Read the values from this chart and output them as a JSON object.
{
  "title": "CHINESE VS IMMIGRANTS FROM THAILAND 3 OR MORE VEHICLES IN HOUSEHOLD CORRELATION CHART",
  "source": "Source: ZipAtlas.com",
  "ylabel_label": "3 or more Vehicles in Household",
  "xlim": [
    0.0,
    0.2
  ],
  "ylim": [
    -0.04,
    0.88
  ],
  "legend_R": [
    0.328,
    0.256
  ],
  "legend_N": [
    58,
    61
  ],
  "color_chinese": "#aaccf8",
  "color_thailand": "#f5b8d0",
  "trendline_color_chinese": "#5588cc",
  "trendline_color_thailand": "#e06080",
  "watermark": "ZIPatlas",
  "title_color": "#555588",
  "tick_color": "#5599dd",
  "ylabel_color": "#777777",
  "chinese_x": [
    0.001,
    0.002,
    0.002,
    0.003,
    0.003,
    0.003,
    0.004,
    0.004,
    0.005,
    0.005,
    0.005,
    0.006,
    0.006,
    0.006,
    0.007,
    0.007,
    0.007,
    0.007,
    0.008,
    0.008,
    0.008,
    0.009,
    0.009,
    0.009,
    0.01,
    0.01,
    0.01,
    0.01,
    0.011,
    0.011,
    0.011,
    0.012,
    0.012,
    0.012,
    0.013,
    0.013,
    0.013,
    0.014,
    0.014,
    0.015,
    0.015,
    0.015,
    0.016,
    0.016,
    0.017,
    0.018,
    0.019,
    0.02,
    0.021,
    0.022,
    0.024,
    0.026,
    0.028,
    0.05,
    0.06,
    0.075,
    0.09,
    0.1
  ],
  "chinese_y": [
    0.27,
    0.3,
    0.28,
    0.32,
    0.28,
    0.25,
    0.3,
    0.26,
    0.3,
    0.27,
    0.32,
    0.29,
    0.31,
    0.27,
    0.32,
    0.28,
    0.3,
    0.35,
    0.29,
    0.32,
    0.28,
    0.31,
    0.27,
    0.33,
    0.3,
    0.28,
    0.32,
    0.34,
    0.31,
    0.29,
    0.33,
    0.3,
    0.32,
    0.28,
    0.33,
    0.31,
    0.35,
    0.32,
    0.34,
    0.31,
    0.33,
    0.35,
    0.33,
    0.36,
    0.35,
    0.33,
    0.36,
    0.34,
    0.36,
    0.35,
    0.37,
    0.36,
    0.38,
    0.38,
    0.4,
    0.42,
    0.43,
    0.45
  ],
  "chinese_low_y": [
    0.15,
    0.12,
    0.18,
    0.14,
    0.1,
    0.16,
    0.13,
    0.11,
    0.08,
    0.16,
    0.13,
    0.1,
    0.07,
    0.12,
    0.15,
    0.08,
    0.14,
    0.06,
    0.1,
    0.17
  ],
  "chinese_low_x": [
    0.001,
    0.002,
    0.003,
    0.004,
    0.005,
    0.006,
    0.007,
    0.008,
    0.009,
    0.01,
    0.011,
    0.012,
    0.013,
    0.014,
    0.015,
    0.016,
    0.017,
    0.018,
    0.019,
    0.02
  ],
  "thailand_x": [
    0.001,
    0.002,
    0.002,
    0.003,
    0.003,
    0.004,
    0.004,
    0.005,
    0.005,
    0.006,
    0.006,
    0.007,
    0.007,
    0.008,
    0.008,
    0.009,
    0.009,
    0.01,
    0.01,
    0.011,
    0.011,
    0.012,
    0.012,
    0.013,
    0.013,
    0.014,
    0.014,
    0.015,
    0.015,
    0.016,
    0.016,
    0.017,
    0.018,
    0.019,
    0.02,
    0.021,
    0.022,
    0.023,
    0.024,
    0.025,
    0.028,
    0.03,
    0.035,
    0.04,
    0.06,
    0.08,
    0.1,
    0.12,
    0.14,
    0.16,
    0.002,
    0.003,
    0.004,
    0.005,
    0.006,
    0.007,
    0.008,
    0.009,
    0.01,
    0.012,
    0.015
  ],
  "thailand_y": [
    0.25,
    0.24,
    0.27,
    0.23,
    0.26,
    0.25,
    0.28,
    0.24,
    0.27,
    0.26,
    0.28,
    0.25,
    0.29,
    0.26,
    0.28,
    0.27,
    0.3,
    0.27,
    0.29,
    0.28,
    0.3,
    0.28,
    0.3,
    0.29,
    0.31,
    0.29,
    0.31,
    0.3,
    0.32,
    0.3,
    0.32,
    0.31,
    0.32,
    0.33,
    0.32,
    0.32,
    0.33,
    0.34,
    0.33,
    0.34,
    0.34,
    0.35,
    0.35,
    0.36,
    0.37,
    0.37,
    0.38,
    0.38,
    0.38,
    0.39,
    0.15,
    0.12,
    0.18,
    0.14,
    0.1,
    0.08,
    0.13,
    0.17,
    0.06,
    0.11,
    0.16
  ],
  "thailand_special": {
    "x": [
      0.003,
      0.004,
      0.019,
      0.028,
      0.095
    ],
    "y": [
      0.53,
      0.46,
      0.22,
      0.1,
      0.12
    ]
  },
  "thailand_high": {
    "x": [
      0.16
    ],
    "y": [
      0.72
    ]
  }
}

● ● ● ● ● ● ●

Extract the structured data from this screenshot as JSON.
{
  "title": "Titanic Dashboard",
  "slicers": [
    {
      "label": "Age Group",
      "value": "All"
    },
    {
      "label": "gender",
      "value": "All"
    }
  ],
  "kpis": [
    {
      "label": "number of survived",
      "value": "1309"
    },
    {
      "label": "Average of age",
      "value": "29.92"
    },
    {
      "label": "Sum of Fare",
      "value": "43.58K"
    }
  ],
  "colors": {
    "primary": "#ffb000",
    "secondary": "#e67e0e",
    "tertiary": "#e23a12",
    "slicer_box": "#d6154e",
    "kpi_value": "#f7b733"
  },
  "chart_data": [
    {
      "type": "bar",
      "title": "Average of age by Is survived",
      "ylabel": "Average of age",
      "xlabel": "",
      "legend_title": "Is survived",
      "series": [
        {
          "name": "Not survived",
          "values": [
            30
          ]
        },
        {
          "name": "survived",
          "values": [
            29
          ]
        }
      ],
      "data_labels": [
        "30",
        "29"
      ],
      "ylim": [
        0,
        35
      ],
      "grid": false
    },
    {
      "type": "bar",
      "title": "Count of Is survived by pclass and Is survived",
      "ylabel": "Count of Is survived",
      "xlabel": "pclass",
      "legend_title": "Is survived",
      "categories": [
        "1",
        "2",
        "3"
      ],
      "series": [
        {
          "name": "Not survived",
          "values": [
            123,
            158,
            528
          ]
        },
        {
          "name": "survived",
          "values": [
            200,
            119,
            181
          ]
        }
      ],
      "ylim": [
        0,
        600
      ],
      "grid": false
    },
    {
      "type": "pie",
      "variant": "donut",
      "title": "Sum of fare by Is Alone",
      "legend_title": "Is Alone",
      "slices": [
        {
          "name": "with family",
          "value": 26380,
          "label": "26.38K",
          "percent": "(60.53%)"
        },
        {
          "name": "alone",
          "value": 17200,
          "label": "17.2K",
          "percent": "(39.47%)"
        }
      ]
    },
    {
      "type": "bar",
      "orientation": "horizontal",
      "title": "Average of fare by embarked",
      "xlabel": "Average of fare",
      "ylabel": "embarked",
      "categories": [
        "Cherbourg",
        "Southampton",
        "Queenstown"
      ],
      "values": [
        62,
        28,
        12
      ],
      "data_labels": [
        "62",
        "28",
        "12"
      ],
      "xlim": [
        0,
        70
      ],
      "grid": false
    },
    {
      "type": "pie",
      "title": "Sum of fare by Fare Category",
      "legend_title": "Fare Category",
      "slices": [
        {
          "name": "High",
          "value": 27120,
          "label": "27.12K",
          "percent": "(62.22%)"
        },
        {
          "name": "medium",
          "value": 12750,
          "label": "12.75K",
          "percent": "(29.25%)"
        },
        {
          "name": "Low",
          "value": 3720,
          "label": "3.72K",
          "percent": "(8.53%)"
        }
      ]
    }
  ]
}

● ● ● ● ● ● ●

**What is being asked:** Scan the lines above for "pclass", then copy every one that has it.

**Response for this exercise:**
      "title": "Count of Is survived by pclass and Is survived",
      "xlabel": "pclass",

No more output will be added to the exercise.